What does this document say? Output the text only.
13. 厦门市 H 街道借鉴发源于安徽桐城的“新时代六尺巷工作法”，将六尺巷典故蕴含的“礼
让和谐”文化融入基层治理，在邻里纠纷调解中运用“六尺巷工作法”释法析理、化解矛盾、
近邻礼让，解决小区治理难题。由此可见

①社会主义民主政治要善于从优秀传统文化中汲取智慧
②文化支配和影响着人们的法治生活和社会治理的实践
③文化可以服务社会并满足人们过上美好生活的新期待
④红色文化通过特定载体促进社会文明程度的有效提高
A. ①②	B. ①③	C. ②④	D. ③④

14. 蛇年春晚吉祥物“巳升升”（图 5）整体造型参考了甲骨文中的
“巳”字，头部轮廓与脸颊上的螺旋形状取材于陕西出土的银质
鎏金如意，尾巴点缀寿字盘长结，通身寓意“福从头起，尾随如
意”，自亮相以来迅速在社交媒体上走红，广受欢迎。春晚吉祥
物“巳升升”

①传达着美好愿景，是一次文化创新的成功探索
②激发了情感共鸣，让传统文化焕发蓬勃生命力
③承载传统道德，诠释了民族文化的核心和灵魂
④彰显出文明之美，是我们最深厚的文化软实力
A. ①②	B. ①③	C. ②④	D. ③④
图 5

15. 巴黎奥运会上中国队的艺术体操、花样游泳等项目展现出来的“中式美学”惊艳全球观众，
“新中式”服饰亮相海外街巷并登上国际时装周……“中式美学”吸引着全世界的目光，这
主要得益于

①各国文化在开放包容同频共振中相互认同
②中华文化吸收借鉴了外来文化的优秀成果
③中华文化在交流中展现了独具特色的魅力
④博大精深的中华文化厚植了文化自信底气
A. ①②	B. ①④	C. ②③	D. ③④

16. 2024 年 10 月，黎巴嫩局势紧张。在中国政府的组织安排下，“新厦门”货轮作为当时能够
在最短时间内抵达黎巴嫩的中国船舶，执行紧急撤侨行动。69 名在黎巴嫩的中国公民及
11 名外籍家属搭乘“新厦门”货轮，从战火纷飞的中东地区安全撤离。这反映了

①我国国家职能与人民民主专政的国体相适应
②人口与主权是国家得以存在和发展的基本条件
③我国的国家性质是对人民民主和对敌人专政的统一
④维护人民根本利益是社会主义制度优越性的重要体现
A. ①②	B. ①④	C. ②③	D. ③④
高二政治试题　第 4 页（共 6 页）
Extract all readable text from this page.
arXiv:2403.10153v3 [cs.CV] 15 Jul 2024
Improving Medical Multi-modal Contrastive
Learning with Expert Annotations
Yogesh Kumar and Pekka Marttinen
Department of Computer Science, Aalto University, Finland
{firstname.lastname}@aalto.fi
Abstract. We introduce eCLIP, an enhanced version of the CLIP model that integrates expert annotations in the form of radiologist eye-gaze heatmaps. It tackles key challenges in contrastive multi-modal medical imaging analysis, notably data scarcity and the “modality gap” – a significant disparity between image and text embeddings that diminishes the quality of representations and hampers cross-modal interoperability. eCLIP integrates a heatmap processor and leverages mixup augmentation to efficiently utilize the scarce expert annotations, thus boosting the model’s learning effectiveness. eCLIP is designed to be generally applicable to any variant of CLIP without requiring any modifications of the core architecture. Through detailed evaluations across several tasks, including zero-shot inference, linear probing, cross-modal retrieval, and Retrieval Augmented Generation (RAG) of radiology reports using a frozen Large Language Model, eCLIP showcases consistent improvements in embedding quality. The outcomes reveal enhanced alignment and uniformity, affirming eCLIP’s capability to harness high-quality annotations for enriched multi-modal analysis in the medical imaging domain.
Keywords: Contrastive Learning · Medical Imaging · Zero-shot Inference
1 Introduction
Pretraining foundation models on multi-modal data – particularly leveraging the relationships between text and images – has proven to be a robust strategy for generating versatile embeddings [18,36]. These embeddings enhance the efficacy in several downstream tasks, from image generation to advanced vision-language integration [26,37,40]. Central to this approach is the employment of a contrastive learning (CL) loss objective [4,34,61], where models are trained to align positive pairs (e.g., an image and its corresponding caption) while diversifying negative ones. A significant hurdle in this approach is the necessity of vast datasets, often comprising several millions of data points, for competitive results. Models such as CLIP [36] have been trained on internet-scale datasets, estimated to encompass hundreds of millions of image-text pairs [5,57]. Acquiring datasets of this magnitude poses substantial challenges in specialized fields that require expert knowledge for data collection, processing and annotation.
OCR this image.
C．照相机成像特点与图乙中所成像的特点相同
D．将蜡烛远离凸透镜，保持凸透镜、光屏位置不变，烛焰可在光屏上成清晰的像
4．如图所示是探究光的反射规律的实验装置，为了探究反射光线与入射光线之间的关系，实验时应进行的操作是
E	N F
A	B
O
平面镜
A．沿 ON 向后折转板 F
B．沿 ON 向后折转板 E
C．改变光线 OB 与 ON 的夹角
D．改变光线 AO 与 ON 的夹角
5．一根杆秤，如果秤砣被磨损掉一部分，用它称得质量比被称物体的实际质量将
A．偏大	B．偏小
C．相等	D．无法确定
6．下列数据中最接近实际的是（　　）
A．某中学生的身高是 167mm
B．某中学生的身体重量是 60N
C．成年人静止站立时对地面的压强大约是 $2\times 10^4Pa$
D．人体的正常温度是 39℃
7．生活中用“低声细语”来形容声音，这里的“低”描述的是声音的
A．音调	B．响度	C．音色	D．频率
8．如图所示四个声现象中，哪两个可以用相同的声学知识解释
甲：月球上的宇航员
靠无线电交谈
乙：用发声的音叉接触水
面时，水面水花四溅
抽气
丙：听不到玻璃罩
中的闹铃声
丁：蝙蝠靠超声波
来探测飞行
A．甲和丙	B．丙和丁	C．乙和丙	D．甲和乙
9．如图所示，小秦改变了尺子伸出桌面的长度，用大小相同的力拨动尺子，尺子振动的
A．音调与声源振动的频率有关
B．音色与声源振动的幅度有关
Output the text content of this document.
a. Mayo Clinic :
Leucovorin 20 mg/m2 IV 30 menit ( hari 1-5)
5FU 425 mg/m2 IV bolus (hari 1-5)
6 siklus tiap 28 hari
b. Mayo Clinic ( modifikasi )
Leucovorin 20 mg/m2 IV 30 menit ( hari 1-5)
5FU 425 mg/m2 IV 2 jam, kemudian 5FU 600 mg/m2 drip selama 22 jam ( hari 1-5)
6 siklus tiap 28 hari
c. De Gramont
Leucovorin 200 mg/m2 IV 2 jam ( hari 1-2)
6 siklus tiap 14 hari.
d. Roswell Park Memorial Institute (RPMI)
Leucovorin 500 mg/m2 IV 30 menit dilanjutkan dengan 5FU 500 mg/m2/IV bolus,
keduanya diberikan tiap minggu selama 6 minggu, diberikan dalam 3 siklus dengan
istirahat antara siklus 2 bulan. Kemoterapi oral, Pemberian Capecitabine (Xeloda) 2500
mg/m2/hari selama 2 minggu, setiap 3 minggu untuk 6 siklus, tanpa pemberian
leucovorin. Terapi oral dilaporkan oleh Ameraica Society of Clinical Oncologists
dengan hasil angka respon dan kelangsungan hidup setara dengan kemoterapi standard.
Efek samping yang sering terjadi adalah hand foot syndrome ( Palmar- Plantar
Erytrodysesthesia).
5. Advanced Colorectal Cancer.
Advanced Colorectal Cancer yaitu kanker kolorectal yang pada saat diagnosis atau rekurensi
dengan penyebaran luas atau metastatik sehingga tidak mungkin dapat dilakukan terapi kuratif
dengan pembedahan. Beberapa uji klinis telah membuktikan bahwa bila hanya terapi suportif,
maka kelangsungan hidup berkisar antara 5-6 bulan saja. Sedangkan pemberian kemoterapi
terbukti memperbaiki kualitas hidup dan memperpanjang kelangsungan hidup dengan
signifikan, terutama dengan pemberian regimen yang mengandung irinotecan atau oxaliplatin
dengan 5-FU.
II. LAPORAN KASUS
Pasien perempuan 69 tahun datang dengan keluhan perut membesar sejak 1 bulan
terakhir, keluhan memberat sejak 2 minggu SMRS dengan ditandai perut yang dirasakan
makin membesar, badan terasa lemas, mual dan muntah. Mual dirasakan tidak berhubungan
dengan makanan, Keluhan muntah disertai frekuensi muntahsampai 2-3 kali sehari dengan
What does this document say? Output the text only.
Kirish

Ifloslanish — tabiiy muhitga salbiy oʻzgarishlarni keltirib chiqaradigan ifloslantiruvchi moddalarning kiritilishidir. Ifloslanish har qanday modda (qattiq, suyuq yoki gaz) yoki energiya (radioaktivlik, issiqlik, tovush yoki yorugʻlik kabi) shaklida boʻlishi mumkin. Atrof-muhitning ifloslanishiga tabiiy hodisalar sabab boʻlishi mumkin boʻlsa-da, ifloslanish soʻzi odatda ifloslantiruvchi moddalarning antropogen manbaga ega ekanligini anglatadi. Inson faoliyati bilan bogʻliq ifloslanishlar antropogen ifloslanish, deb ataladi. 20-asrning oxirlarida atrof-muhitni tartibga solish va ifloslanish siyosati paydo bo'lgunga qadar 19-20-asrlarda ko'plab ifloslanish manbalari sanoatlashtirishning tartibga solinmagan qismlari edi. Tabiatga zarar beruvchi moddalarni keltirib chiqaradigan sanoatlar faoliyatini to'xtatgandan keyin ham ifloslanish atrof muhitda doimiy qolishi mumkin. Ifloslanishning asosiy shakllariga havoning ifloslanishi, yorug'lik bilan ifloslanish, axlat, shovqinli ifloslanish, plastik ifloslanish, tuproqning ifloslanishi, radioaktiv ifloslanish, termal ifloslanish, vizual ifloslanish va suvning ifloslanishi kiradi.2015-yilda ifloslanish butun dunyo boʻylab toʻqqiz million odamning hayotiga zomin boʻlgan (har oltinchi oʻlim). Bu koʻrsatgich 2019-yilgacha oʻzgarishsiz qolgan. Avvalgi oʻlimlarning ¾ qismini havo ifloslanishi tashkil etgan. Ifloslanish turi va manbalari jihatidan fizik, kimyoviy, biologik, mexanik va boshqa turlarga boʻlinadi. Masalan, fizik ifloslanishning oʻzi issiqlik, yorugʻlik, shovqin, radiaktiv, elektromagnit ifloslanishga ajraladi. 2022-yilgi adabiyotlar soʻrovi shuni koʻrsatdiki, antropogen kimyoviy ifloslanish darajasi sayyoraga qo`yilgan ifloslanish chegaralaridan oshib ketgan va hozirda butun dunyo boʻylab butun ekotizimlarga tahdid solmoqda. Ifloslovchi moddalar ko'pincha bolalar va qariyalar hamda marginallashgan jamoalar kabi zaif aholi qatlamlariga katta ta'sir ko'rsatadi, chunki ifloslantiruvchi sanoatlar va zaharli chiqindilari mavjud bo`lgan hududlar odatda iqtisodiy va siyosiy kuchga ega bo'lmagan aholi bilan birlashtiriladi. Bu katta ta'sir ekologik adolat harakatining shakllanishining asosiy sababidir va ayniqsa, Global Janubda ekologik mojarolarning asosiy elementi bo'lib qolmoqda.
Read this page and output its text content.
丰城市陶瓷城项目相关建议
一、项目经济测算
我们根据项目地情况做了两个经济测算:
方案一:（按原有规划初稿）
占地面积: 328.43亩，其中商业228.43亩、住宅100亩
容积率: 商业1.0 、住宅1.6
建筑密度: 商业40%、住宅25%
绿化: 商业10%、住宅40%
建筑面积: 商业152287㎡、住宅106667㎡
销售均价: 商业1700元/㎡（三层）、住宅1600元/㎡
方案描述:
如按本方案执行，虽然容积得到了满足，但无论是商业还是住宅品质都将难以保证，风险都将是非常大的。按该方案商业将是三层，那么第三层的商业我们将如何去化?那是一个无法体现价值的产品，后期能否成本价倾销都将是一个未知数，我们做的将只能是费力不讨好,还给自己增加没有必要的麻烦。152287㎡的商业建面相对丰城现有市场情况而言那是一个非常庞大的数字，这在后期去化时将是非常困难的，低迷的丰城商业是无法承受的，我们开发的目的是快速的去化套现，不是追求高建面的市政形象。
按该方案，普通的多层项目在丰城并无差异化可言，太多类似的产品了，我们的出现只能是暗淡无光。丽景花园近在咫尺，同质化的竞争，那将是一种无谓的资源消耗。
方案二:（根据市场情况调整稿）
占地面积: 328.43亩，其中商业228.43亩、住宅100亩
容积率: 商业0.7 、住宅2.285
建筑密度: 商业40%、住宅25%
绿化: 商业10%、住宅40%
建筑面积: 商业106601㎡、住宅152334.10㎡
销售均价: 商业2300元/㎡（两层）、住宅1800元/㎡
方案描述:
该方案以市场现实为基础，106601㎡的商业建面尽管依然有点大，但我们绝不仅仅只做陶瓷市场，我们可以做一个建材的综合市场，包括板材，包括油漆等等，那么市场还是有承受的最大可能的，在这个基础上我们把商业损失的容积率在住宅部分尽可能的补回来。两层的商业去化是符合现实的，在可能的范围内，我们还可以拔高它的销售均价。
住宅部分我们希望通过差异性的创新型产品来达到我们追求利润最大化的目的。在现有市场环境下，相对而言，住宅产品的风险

→ **Task objective**
Return, from the data, each line that has the word "sejak" in it.

→ **Answer to the exercise**
Pasien perempuan 69 tahun datang dengan keluhan perut membesar sejak 1 bulan
terakhir, keluhan memberat sejak 2 minggu SMRS dengan ditandai perut yang dirasakan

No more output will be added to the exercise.